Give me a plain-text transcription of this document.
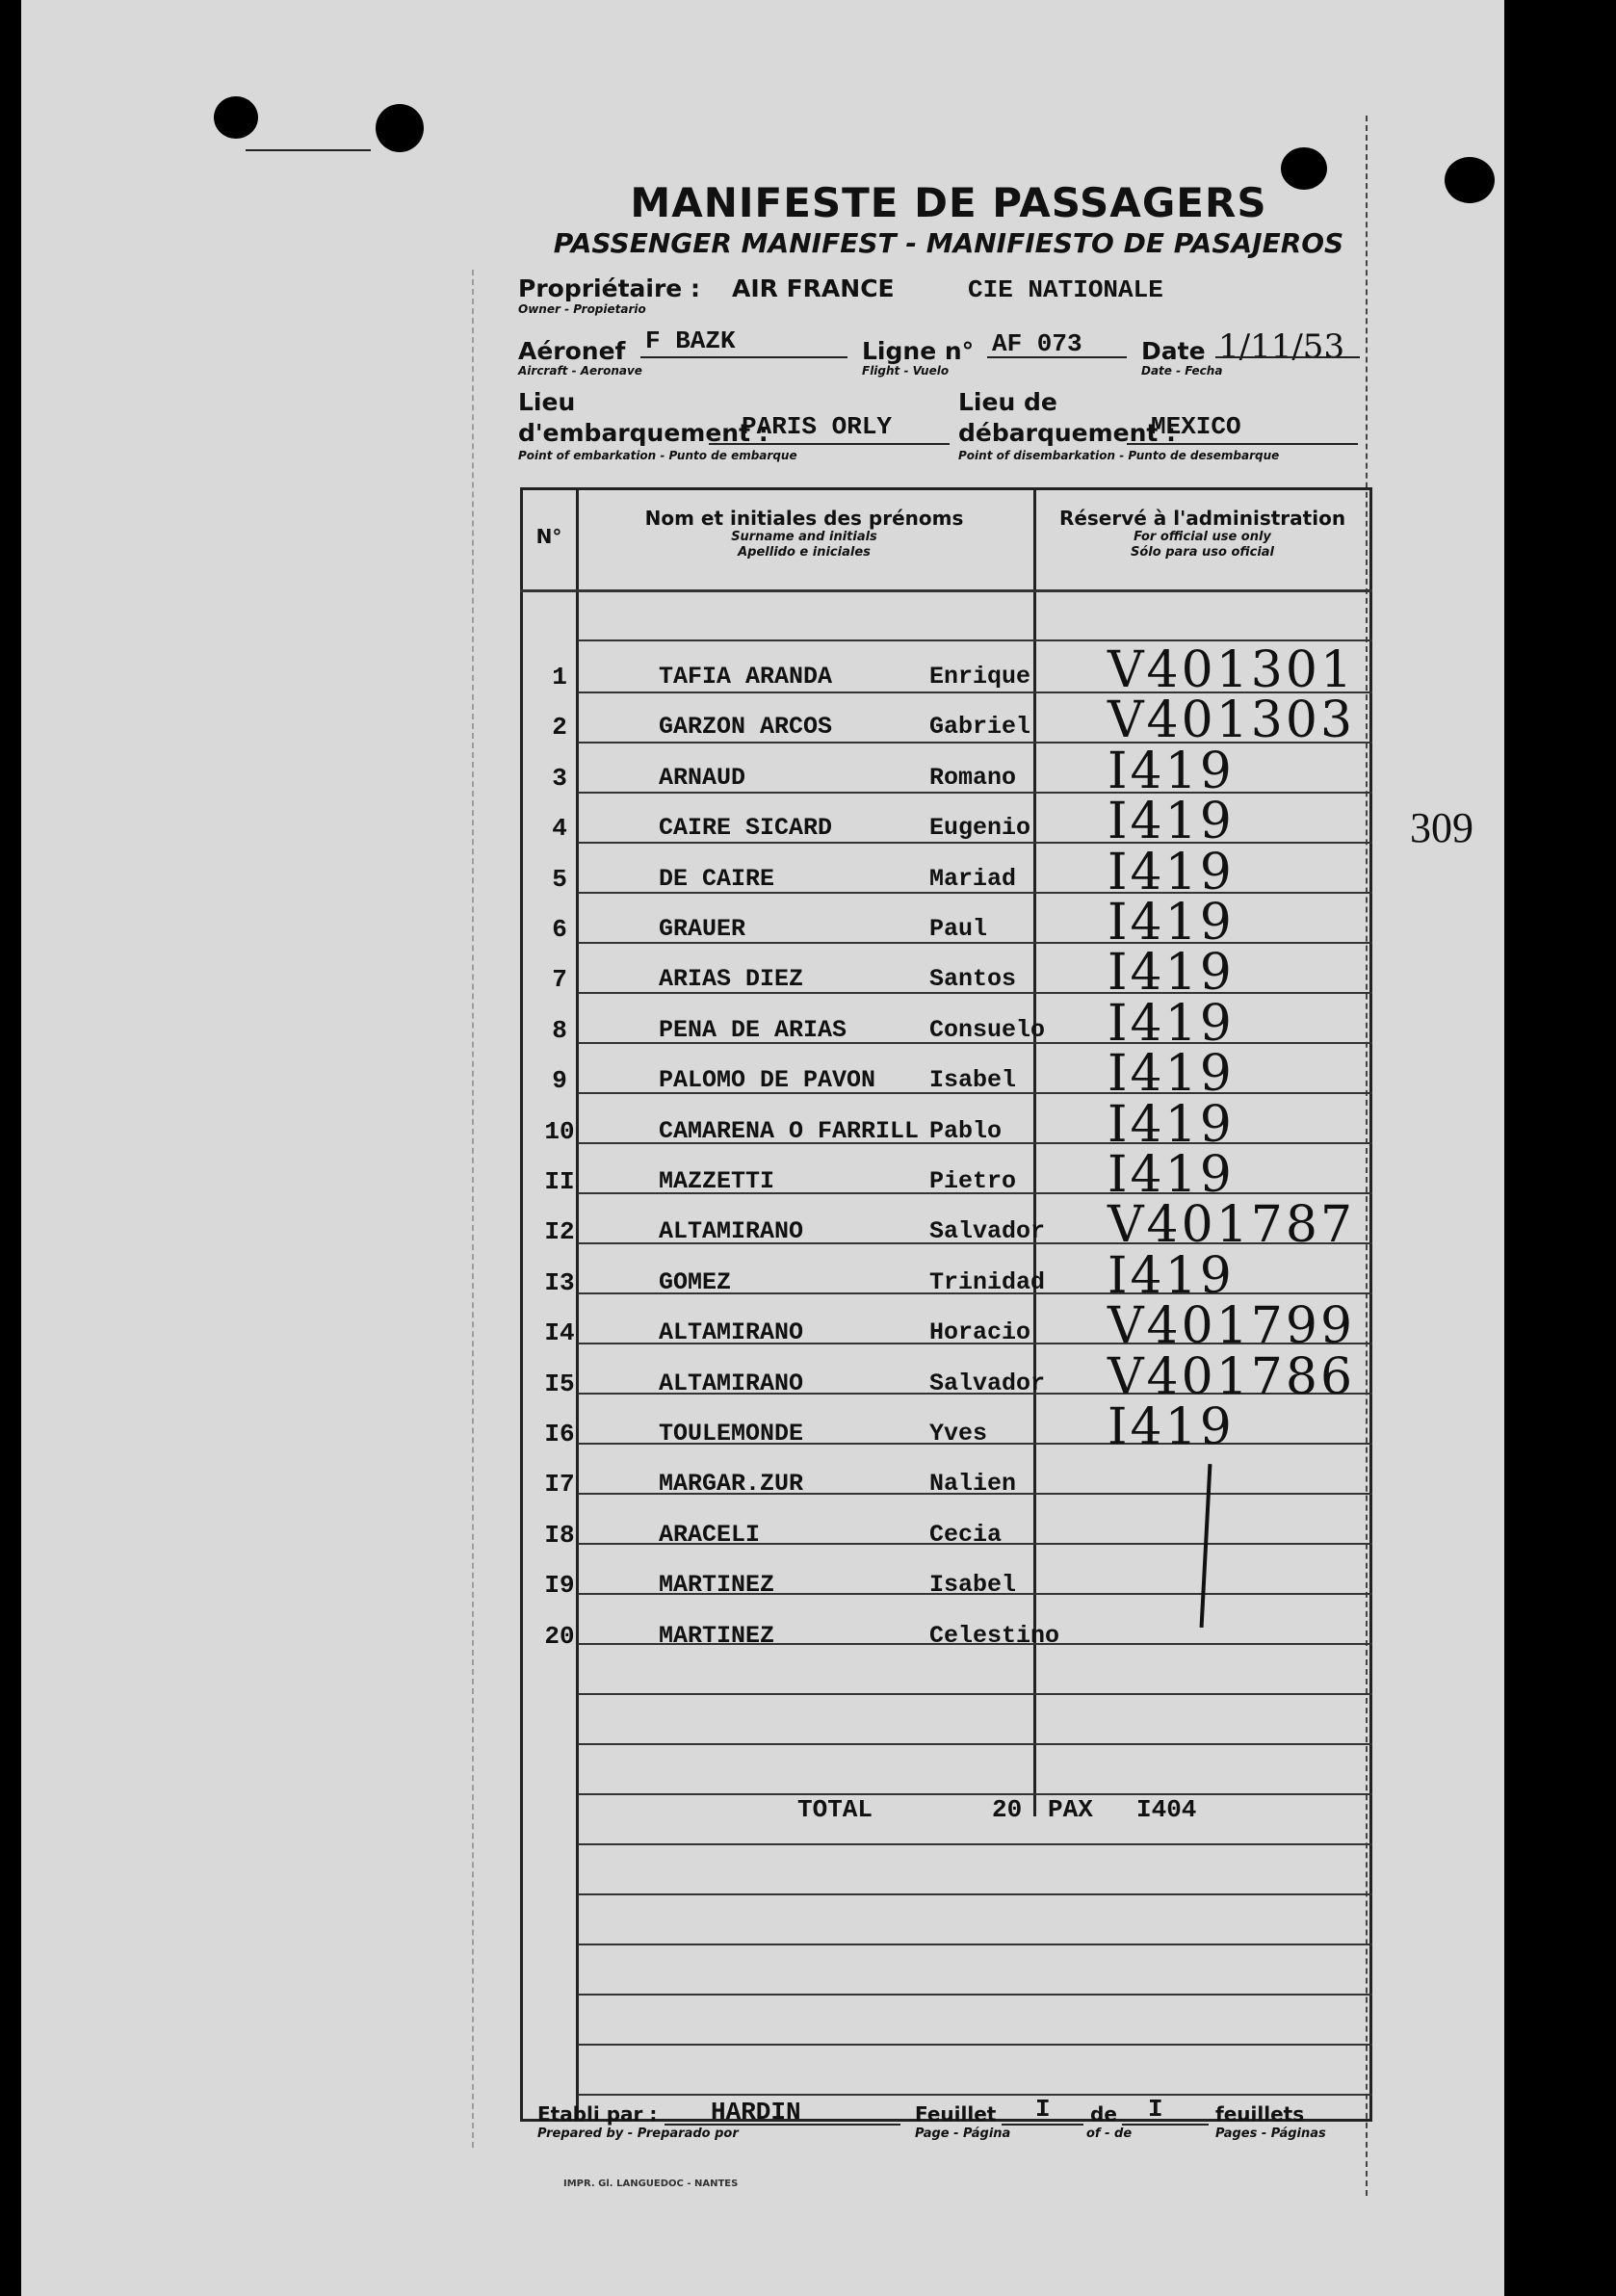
MANIFESTE DE PASSAGERS
PASSENGER MANIFEST - MANIFIESTO DE PASAJEROS
Propriétaire :
Owner - Propietario
AIR FRANCE	CIE NATIONALE
Aéronef
Aircraft - Aeronave
F BAZK	Ligne n°
Flight - Vuelo
AF 073 Date
Date - Fecha
1/11/53
Lieu
d'embarquement :
Point of embarkation - Punto de embarque
PARIS ORLY
Lieu de
débarquement :
Point of disembarkation - Punto de desembarque
MEXICO
N°
Nom et initiales des prénoms
Surname and initials
Apellido e iniciales
Réservé à l'administration
For official use only
Sólo para uso oficial
1	TAFIA ARANDA	Enrique V401301
2	GARZON ARCOS	Gabriel V401303
3	ARNAUD	Romano I419
4	CAIRE SICARD	Eugenio I419
5	DE CAIRE	Mariad I419
6	GRAUER	Paul I419
7	ARIAS DIEZ	Santos I419
8	PENA DE ARIAS	Consuelo I419
9	PALOMO DE PAVON Isabel I419
10	CAMARENA O FARRILL Pablo I419
II	MAZZETTI	Pietro I419
I2	ALTAMIRANO	Salvador V401787
I3	GOMEZ	Trinidad I419
I4	ALTAMIRANO	Horacio V401799
I5	ALTAMIRANO	Salvador V401786
I6	TOULEMONDE	Yves I419
I7	MARGAR.ZUR	Nalien
I8	ARACELI	Cecia
I9	MARTINEZ	Isabel
20	MARTINEZ	Celestino
TOTAL	20 PAX I404
Etabli par :
Prepared by - Preparado por
HARDIN	Feuillet
Page - Página
I de
of - de
I	feuillets
Pages - Páginas
IMPR. Gl. LANGUEDOC - NANTES
309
* * * * *
Instruction
Retype all entries exactly as they appear, dropping the images.

Exercise solution
Give me a plain-text transcription of this document.
MANIFESTE DE PASSAGERS
PASSENGER MANIFEST - MANIFIESTO DE PASAJEROS
Propriétaire :
Owner - Propietario
AIR FRANCE	CIE NATIONALE
Aéronef
Aircraft - Aeronave
F BAZK	Ligne n°
Flight - Vuelo
AF 073 Date
Date - Fecha
1/11/53
Lieu
d'embarquement :
Point of embarkation - Punto de embarque
PARIS ORLY
Lieu de
débarquement :
Point of disembarkation - Punto de desembarque
MEXICO
N°
Nom et initiales des prénoms
Surname and initials
Apellido e iniciales
Réservé à l'administration
For official use only
Sólo para uso oficial
1	TAFIA ARANDA	Enrique V401301
2	GARZON ARCOS	Gabriel V401303
3	ARNAUD	Romano I419
4	CAIRE SICARD	Eugenio I419
5	DE CAIRE	Mariad I419
6	GRAUER	Paul I419
7	ARIAS DIEZ	Santos I419
8	PENA DE ARIAS	Consuelo I419
9	PALOMO DE PAVON Isabel I419
10	CAMARENA O FARRILL Pablo I419
II	MAZZETTI	Pietro I419
I2	ALTAMIRANO	Salvador V401787
I3	GOMEZ	Trinidad I419
I4	ALTAMIRANO	Horacio V401799
I5	ALTAMIRANO	Salvador V401786
I6	TOULEMONDE	Yves I419
I7	MARGAR.ZUR	Nalien
I8	ARACELI	Cecia
I9	MARTINEZ	Isabel
20	MARTINEZ	Celestino
TOTAL	20 PAX I404
Etabli par :
Prepared by - Preparado por
HARDIN	Feuillet
Page - Página
I de
of - de
I	feuillets
Pages - Páginas
IMPR. Gl. LANGUEDOC - NANTES
309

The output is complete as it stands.